--- Start of ROWS ---

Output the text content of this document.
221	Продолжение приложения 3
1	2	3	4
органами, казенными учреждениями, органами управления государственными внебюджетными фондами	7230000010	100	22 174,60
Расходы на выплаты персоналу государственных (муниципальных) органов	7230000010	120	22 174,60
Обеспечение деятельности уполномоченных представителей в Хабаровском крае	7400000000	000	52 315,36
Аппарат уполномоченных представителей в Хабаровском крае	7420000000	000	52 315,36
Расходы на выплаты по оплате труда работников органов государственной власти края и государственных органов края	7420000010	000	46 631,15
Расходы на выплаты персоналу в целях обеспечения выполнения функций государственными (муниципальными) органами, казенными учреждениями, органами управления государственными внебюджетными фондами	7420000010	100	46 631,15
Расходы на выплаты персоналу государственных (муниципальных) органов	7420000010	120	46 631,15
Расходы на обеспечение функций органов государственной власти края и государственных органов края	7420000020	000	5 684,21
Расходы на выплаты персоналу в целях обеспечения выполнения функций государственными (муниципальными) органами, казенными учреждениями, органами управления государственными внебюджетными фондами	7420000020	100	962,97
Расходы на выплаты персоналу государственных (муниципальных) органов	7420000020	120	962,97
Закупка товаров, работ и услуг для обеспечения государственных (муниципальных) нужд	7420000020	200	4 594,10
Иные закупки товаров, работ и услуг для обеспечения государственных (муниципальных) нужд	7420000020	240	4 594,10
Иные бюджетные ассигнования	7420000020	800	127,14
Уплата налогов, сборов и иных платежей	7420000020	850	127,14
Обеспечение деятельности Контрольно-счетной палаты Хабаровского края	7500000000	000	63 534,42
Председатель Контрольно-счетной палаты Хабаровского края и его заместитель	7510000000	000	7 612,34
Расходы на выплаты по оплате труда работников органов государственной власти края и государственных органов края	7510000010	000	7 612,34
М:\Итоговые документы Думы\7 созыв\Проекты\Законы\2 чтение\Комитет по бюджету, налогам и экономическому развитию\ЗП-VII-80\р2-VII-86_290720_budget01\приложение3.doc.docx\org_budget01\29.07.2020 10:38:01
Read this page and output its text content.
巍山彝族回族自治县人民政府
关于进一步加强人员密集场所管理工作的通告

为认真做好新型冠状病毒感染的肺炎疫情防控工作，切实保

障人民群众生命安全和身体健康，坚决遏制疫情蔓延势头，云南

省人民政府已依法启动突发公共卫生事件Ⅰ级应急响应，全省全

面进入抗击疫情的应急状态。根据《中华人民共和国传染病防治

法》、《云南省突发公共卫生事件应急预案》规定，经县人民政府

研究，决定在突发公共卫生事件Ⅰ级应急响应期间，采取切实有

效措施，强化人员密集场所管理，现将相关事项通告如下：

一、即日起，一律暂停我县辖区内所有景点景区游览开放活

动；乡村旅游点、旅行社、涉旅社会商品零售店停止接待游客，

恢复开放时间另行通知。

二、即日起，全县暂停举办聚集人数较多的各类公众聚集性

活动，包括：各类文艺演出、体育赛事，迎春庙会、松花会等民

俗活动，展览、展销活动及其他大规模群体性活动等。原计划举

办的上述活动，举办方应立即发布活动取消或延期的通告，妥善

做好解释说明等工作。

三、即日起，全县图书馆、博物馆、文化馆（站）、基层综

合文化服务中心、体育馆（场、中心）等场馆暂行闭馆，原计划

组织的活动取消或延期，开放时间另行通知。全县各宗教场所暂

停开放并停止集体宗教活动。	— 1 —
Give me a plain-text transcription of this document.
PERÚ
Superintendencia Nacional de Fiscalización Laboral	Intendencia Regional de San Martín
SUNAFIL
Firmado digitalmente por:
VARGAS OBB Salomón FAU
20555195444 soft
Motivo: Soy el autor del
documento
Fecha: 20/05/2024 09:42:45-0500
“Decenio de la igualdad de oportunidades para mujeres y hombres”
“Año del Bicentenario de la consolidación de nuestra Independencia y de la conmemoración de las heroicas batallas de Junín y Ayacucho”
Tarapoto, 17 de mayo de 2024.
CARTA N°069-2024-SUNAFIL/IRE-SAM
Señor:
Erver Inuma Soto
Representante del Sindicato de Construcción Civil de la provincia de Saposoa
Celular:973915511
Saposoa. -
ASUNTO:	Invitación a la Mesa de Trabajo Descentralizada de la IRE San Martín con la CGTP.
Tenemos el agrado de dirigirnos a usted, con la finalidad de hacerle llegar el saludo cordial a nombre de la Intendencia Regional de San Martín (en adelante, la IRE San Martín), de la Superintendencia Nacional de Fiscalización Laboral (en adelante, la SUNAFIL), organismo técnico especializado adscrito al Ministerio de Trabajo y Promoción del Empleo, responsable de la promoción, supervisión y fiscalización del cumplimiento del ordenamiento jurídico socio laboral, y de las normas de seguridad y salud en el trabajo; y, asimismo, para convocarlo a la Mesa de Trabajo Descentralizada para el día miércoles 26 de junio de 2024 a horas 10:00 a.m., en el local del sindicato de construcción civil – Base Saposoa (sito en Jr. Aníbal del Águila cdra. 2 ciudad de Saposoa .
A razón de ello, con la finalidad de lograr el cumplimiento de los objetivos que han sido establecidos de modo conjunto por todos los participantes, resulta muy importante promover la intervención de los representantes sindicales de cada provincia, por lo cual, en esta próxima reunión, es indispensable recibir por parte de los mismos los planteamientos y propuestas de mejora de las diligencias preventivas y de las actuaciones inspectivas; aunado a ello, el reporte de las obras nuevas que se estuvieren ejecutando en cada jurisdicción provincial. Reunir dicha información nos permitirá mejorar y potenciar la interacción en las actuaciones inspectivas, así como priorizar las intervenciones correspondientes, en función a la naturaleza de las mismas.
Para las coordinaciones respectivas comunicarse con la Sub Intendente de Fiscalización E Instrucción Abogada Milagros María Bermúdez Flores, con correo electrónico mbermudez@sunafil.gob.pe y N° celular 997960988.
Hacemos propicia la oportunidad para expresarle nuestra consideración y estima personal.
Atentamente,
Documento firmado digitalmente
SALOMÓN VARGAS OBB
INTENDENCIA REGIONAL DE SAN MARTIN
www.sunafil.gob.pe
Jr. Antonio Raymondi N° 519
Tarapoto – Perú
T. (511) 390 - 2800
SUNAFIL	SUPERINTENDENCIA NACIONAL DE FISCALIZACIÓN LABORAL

--- End of ROWS ---

• [TASK REQUIREMENTS]:
Return every line exactly.

• [CORRECT RESULT]:
Output the text content of this document.
221	Продолжение приложения 3
1	2	3	4
органами, казенными учреждениями, органами управления государственными внебюджетными фондами	7230000010	100	22 174,60
Расходы на выплаты персоналу государственных (муниципальных) органов	7230000010	120	22 174,60
Обеспечение деятельности уполномоченных представителей в Хабаровском крае	7400000000	000	52 315,36
Аппарат уполномоченных представителей в Хабаровском крае	7420000000	000	52 315,36
Расходы на выплаты по оплате труда работников органов государственной власти края и государственных органов края	7420000010	000	46 631,15
Расходы на выплаты персоналу в целях обеспечения выполнения функций государственными (муниципальными) органами, казенными учреждениями, органами управления государственными внебюджетными фондами	7420000010	100	46 631,15
Расходы на выплаты персоналу государственных (муниципальных) органов	7420000010	120	46 631,15
Расходы на обеспечение функций органов государственной власти края и государственных органов края	7420000020	000	5 684,21
Расходы на выплаты персоналу в целях обеспечения выполнения функций государственными (муниципальными) органами, казенными учреждениями, органами управления государственными внебюджетными фондами	7420000020	100	962,97
Расходы на выплаты персоналу государственных (муниципальных) органов	7420000020	120	962,97
Закупка товаров, работ и услуг для обеспечения государственных (муниципальных) нужд	7420000020	200	4 594,10
Иные закупки товаров, работ и услуг для обеспечения государственных (муниципальных) нужд	7420000020	240	4 594,10
Иные бюджетные ассигнования	7420000020	800	127,14
Уплата налогов, сборов и иных платежей	7420000020	850	127,14
Обеспечение деятельности Контрольно-счетной палаты Хабаровского края	7500000000	000	63 534,42
Председатель Контрольно-счетной палаты Хабаровского края и его заместитель	7510000000	000	7 612,34
Расходы на выплаты по оплате труда работников органов государственной власти края и государственных органов края	7510000010	000	7 612,34
М:\Итоговые документы Думы\7 созыв\Проекты\Законы\2 чтение\Комитет по бюджету, налогам и экономическому развитию\ЗП-VII-80\р2-VII-86_290720_budget01\приложение3.doc.docx\org_budget01\29.07.2020 10:38:01
Read this page and output its text content.
巍山彝族回族自治县人民政府
关于进一步加强人员密集场所管理工作的通告

为认真做好新型冠状病毒感染的肺炎疫情防控工作，切实保

障人民群众生命安全和身体健康，坚决遏制疫情蔓延势头，云南

省人民政府已依法启动突发公共卫生事件Ⅰ级应急响应，全省全

面进入抗击疫情的应急状态。根据《中华人民共和国传染病防治

法》、《云南省突发公共卫生事件应急预案》规定，经县人民政府

研究，决定在突发公共卫生事件Ⅰ级应急响应期间，采取切实有

效措施，强化人员密集场所管理，现将相关事项通告如下：

一、即日起，一律暂停我县辖区内所有景点景区游览开放活

动；乡村旅游点、旅行社、涉旅社会商品零售店停止接待游客，

恢复开放时间另行通知。

二、即日起，全县暂停举办聚集人数较多的各类公众聚集性

活动，包括：各类文艺演出、体育赛事，迎春庙会、松花会等民

俗活动，展览、展销活动及其他大规模群体性活动等。原计划举

办的上述活动，举办方应立即发布活动取消或延期的通告，妥善

做好解释说明等工作。

三、即日起，全县图书馆、博物馆、文化馆（站）、基层综

合文化服务中心、体育馆（场、中心）等场馆暂行闭馆，原计划

组织的活动取消或延期，开放时间另行通知。全县各宗教场所暂

停开放并停止集体宗教活动。	— 1 —
Give me a plain-text transcription of this document.
PERÚ
Superintendencia Nacional de Fiscalización Laboral	Intendencia Regional de San Martín
SUNAFIL
Firmado digitalmente por:
VARGAS OBB Salomón FAU
20555195444 soft
Motivo: Soy el autor del
documento
Fecha: 20/05/2024 09:42:45-0500
“Decenio de la igualdad de oportunidades para mujeres y hombres”
“Año del Bicentenario de la consolidación de nuestra Independencia y de la conmemoración de las heroicas batallas de Junín y Ayacucho”
Tarapoto, 17 de mayo de 2024.
CARTA N°069-2024-SUNAFIL/IRE-SAM
Señor:
Erver Inuma Soto
Representante del Sindicato de Construcción Civil de la provincia de Saposoa
Celular:973915511
Saposoa. -
ASUNTO:	Invitación a la Mesa de Trabajo Descentralizada de la IRE San Martín con la CGTP.
Tenemos el agrado de dirigirnos a usted, con la finalidad de hacerle llegar el saludo cordial a nombre de la Intendencia Regional de San Martín (en adelante, la IRE San Martín), de la Superintendencia Nacional de Fiscalización Laboral (en adelante, la SUNAFIL), organismo técnico especializado adscrito al Ministerio de Trabajo y Promoción del Empleo, responsable de la promoción, supervisión y fiscalización del cumplimiento del ordenamiento jurídico socio laboral, y de las normas de seguridad y salud en el trabajo; y, asimismo, para convocarlo a la Mesa de Trabajo Descentralizada para el día miércoles 26 de junio de 2024 a horas 10:00 a.m., en el local del sindicato de construcción civil – Base Saposoa (sito en Jr. Aníbal del Águila cdra. 2 ciudad de Saposoa .
A razón de ello, con la finalidad de lograr el cumplimiento de los objetivos que han sido establecidos de modo conjunto por todos los participantes, resulta muy importante promover la intervención de los representantes sindicales de cada provincia, por lo cual, en esta próxima reunión, es indispensable recibir por parte de los mismos los planteamientos y propuestas de mejora de las diligencias preventivas y de las actuaciones inspectivas; aunado a ello, el reporte de las obras nuevas que se estuvieren ejecutando en cada jurisdicción provincial. Reunir dicha información nos permitirá mejorar y potenciar la interacción en las actuaciones inspectivas, así como priorizar las intervenciones correspondientes, en función a la naturaleza de las mismas.
Para las coordinaciones respectivas comunicarse con la Sub Intendente de Fiscalización E Instrucción Abogada Milagros María Bermúdez Flores, con correo electrónico mbermudez@sunafil.gob.pe y N° celular 997960988.
Hacemos propicia la oportunidad para expresarle nuestra consideración y estima personal.
Atentamente,
Documento firmado digitalmente
SALOMÓN VARGAS OBB
INTENDENCIA REGIONAL DE SAN MARTIN
www.sunafil.gob.pe
Jr. Antonio Raymondi N° 519
Tarapoto – Perú
T. (511) 390 - 2800
SUNAFIL	SUPERINTENDENCIA NACIONAL DE FISCALIZACIÓN LABORAL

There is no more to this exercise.